Find the line that contains "Convert this screenshot" and print it and every line after it, exactly, please.
##### Provided data
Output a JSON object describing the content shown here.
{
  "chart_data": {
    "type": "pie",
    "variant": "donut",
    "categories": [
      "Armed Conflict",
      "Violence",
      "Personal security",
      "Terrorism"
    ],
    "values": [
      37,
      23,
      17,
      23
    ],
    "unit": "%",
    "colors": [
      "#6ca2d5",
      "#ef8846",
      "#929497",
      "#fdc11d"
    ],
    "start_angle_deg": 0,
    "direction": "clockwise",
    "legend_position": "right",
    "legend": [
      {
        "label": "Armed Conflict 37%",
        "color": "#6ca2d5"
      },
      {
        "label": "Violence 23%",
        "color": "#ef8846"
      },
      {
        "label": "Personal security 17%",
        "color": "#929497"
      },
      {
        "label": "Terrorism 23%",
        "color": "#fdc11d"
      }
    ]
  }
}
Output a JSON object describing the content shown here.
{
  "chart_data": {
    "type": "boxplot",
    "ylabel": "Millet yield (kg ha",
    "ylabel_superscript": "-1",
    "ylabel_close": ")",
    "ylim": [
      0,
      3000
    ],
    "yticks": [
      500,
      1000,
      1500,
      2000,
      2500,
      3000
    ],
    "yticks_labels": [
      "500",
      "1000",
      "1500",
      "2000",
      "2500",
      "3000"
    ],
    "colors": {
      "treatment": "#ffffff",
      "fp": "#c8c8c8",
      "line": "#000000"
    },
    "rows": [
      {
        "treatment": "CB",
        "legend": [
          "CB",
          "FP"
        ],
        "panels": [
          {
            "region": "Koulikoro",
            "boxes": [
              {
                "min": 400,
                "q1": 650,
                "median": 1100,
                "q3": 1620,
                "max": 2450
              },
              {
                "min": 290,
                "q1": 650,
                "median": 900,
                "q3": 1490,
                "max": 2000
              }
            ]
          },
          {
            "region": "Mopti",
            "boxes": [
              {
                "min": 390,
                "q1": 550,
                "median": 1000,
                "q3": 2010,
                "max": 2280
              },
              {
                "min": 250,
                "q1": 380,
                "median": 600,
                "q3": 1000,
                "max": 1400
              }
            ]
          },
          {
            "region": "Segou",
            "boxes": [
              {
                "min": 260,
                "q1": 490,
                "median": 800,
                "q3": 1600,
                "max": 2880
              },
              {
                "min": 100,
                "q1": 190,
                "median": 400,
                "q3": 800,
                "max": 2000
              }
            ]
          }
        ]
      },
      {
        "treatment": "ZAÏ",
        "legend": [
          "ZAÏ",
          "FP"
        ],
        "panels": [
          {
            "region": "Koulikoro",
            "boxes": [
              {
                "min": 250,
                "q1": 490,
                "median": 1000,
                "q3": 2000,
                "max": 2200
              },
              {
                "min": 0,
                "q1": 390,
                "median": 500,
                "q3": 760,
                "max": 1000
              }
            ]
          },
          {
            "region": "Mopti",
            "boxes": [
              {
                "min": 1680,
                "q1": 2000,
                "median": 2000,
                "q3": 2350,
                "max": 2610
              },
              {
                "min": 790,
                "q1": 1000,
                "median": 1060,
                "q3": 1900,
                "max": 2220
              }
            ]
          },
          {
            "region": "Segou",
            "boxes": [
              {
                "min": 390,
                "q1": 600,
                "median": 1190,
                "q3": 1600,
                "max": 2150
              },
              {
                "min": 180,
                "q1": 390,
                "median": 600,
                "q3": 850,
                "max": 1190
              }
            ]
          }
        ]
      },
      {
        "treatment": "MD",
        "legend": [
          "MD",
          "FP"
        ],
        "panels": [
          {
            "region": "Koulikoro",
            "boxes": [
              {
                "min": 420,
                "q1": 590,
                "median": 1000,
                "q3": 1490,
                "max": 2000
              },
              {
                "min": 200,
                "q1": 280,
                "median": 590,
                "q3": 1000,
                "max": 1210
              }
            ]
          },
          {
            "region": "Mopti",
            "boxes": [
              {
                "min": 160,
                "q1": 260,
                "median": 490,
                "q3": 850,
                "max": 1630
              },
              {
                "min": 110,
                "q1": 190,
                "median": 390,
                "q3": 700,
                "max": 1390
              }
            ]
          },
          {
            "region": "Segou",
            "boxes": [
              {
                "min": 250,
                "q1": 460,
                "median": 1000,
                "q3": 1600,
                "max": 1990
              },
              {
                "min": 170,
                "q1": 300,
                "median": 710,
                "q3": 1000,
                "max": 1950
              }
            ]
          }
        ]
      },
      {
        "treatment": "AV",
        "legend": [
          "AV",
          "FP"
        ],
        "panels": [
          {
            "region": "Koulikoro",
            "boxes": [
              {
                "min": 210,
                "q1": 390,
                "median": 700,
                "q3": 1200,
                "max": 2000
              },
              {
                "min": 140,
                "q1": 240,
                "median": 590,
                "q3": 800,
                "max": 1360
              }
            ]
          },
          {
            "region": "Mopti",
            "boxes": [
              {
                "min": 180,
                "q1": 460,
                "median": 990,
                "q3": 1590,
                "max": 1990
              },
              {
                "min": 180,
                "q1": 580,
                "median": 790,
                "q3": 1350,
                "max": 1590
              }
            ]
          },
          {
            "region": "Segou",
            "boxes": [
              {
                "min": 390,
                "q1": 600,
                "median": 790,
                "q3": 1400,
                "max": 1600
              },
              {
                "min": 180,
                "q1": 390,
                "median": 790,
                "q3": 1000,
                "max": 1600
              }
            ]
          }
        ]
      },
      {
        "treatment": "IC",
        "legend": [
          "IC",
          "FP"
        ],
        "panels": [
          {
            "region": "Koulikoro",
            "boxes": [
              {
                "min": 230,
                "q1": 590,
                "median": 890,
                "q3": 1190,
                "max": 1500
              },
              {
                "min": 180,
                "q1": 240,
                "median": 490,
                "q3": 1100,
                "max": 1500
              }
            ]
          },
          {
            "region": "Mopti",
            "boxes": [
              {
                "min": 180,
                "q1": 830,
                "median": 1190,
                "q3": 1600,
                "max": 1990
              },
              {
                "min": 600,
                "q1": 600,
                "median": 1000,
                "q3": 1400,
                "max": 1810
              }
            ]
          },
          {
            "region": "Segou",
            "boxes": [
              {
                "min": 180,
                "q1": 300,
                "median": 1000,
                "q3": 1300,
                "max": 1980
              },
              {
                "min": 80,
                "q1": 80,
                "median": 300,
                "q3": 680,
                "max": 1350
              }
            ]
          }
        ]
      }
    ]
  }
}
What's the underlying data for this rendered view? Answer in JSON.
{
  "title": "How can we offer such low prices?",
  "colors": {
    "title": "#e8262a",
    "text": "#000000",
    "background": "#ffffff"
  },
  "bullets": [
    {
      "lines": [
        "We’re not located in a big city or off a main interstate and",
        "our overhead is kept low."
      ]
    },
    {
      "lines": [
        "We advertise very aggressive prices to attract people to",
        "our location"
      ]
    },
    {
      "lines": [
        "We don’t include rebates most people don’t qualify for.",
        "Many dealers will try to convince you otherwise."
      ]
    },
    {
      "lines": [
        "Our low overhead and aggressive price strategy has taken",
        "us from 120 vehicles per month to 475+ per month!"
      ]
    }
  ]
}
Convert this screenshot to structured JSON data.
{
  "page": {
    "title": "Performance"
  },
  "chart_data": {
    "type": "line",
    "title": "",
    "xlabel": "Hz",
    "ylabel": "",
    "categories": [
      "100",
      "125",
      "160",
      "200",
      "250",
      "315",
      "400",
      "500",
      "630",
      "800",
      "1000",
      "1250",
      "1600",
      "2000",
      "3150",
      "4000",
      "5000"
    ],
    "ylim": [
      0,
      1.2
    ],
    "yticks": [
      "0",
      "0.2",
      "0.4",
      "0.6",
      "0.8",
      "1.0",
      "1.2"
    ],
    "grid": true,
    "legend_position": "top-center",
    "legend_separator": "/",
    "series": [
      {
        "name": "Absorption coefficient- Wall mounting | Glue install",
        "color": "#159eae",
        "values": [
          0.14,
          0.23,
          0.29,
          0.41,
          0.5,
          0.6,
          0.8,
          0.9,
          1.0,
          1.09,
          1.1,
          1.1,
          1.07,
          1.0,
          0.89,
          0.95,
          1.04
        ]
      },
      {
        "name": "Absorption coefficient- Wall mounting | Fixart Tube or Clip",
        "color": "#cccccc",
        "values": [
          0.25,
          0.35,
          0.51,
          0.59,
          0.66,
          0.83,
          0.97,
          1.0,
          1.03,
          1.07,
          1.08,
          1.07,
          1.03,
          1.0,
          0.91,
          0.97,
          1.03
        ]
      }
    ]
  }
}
##########
> [Full response]
Convert this screenshot to structured JSON data.
{
  "page": {
    "title": "Performance"
  },
  "chart_data": {
    "type": "line",
    "title": "",
    "xlabel": "Hz",
    "ylabel": "",
    "categories": [
      "100",
      "125",
      "160",
      "200",
      "250",
      "315",
      "400",
      "500",
      "630",
      "800",
      "1000",
      "1250",
      "1600",
      "2000",
      "3150",
      "4000",
      "5000"
    ],
    "ylim": [
      0,
      1.2
    ],
    "yticks": [
      "0",
      "0.2",
      "0.4",
      "0.6",
      "0.8",
      "1.0",
      "1.2"
    ],
    "grid": true,
    "legend_position": "top-center",
    "legend_separator": "/",
    "series": [
      {
        "name": "Absorption coefficient- Wall mounting | Glue install",
        "color": "#159eae",
        "values": [
          0.14,
          0.23,
          0.29,
          0.41,
          0.5,
          0.6,
          0.8,
          0.9,
          1.0,
          1.09,
          1.1,
          1.1,
          1.07,
          1.0,
          0.89,
          0.95,
          1.04
        ]
      },
      {
        "name": "Absorption coefficient- Wall mounting | Fixart Tube or Clip",
        "color": "#cccccc",
        "values": [
          0.25,
          0.35,
          0.51,
          0.59,
          0.66,
          0.83,
          0.97,
          1.0,
          1.03,
          1.07,
          1.08,
          1.07,
          1.03,
          1.0,
          0.91,
          0.97,
          1.03
        ]
      }
    ]
  }
}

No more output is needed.